• DOCUMENT SEGMENT
§ §

Oct 20th, 2024 at 04:15

Cryptocurrencies and blockchains are no longer a novelty, but they still remain a mystery to many. Questions like ‘What is a blockchain?’ or ‘Why are there so many different cryptocurrencies?’ pop up regularly for newcomers. To avoid getting lost in technical jargon and grasp the fundamentals, let's explore three key classifications of blockchains, illustrated with simple examples.

1. PoW vs. PoS: Work vs Stake

When discussing cryptocurrencies like Bitcoin or Ethereum, you often hear abbreviations like PoW (Proof-of-Work) and PoS (Proof-of-Stake). While they may sound intimidating, these terms simply describe how these blockchain networks stay secure and functional.

  • Proof-of-Work (PoW). Think of solving complex puzzles, and each time you crack one, you get rewarded. That's essentially what miners do in a PoW system. They utilize their computers to solve intricate mathematical problems, earning cryptocurrency rewards like Bitcoin. The more powerful your computer (or mining farm), the higher your chances of winning this computational race.
  • Proof-of-Stake (PoS). This newer system eliminates the need for puzzle-solving. Instead, you simply ‘stake’ your cryptocurrency, like locking up 32 ETH (around $70,000) as a security deposit. The more you stake, the higher your chances of being selected to validate transactions, add new blocks to the blockchain, and earn rewards.

2. EVM vs Non-EVM: Virtual Machines and Beyond

The next classification divides blockchains into EVM and non-EVM categories, based on their underlying platform and how they handle smart contracts — essentially programs stored on a blockchain.

§ §

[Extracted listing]
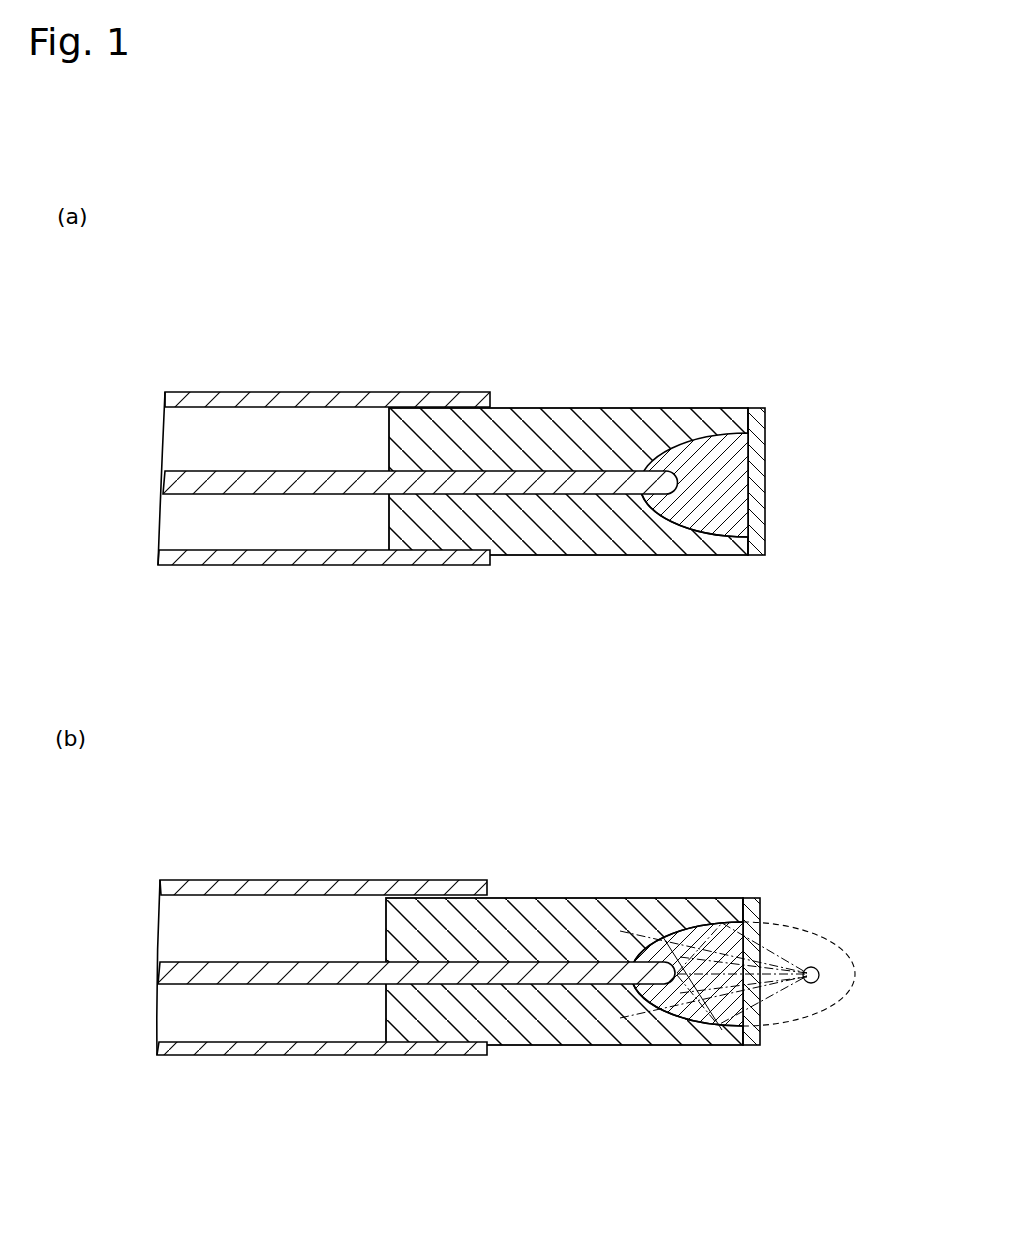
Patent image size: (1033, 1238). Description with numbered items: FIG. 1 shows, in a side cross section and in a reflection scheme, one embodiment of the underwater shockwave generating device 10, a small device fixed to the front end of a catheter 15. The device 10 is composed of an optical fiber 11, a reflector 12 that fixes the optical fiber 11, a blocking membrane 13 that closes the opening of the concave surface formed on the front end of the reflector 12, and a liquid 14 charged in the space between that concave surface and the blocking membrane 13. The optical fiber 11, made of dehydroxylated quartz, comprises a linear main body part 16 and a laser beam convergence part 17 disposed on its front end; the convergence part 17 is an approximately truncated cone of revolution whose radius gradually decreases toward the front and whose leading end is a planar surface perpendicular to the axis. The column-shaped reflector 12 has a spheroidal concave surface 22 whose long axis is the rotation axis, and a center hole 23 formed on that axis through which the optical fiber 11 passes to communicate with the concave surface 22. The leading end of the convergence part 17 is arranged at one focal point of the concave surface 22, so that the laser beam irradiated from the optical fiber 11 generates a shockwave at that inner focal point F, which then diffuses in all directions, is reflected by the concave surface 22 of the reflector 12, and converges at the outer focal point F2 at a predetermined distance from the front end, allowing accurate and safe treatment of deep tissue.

The underwater shockwave generating device 10 is at (533, 695).
The optical fiber 11 is at (418, 610).
The reflector 12 is at (538, 540).
The blocking membrane 13 is at (767, 482).
The liquid 14 is at (730, 537).
The catheter 15 is at (302, 392).
The linear main body part 16 is at (488, 462).
The laser beam convergence part 17 is at (645, 460).
The concave surface 22 is at (735, 923).
The center hole 23 is at (490, 965).
The focal point F is at (722, 1030).
The outer focal point F2 is at (820, 967).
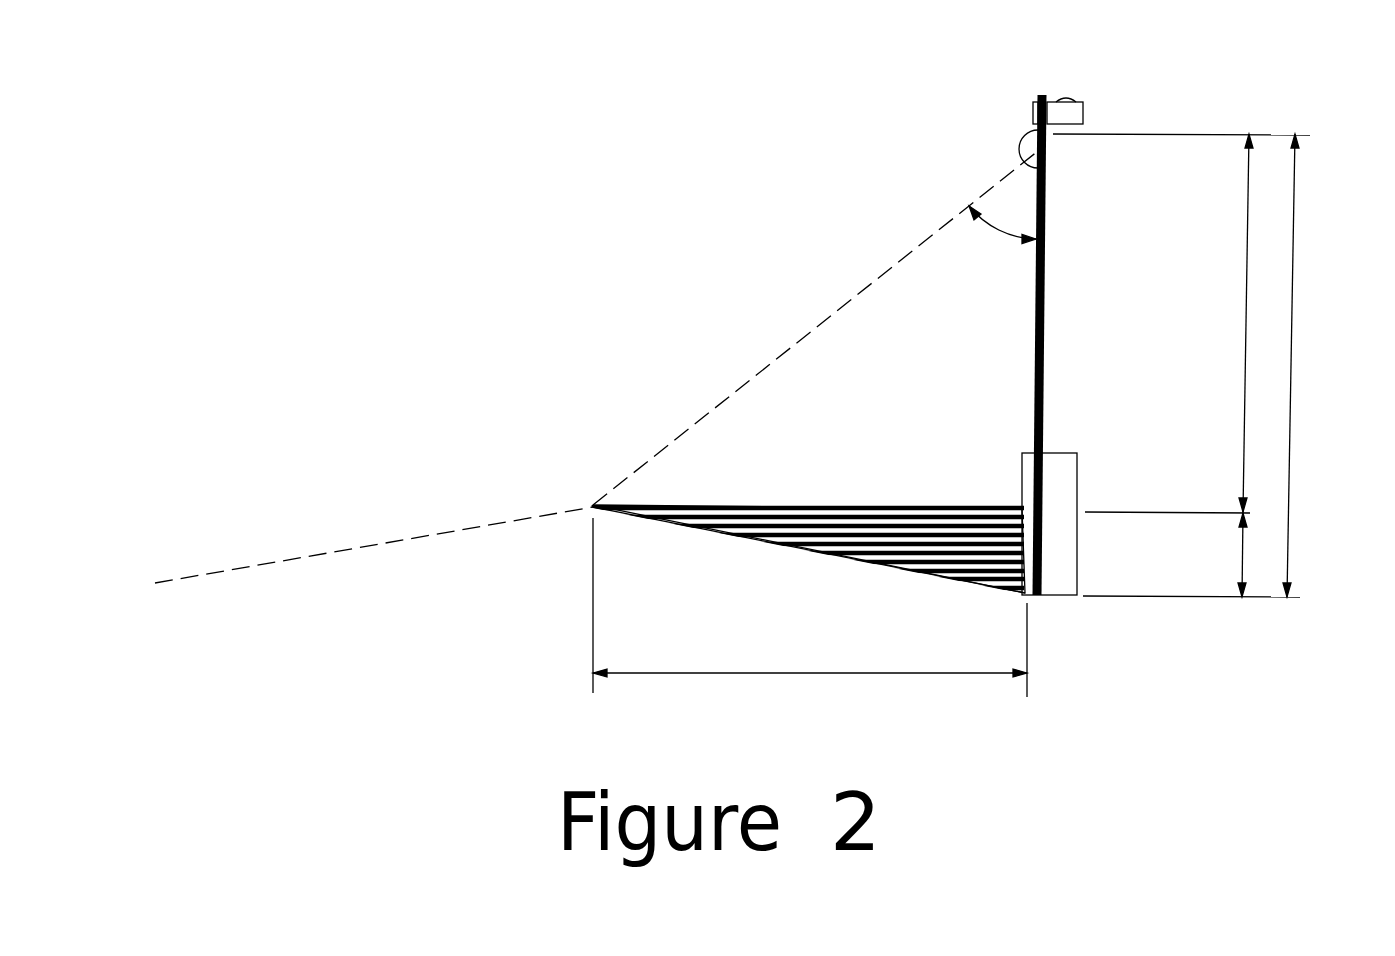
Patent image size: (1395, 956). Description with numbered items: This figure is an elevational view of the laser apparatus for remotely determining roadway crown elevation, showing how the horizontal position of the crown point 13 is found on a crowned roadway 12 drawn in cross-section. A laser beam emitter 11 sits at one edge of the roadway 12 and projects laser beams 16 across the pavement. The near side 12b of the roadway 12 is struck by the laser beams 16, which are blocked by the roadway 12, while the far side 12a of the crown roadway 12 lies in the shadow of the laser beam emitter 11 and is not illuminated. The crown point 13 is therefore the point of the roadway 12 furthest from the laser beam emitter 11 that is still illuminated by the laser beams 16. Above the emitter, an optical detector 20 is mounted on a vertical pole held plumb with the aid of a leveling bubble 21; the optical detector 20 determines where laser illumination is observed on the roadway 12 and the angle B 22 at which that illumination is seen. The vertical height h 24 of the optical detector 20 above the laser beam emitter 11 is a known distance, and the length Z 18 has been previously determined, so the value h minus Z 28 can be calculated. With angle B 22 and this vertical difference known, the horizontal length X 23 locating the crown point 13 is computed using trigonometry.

The laser beam emitter 11 is at (1080, 475).
The roadway 12 is at (532, 553).
The far side of the crown roadway 12a is at (373, 543).
The near side of roadway 12b is at (808, 550).
The crown point 13 is at (595, 503).
The laser beams 16 is at (955, 507).
The length Z 18 is at (1233, 535).
The optical detector 20 is at (1007, 130).
The leveling bubble 21 is at (1085, 102).
The angle B 22 is at (965, 222).
The length X 23 is at (855, 680).
The height h 24 is at (1298, 282).
The h minus Z 28 is at (1240, 242).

§ §

• EXERCISE BRIEF
Can you repeat the blockchain article word for word from "1. PoW vs. PoS: Work" to "this computational race."?

• RESPONSE TO THIS TASK
1. PoW vs. PoS: Work vs Stake

When discussing cryptocurrencies like Bitcoin or Ethereum, you often hear abbreviations like PoW (Proof-of-Work) and PoS (Proof-of-Stake). While they may sound intimidating, these terms simply describe how these blockchain networks stay secure and functional.

  • Proof-of-Work (PoW). Think of solving complex puzzles, and each time you crack one, you get rewarded. That's essentially what miners do in a PoW system. They utilize their computers to solve intricate mathematical problems, earning cryptocurrency rewards like Bitcoin. The more powerful your computer (or mining farm), the higher your chances of winning this computational race.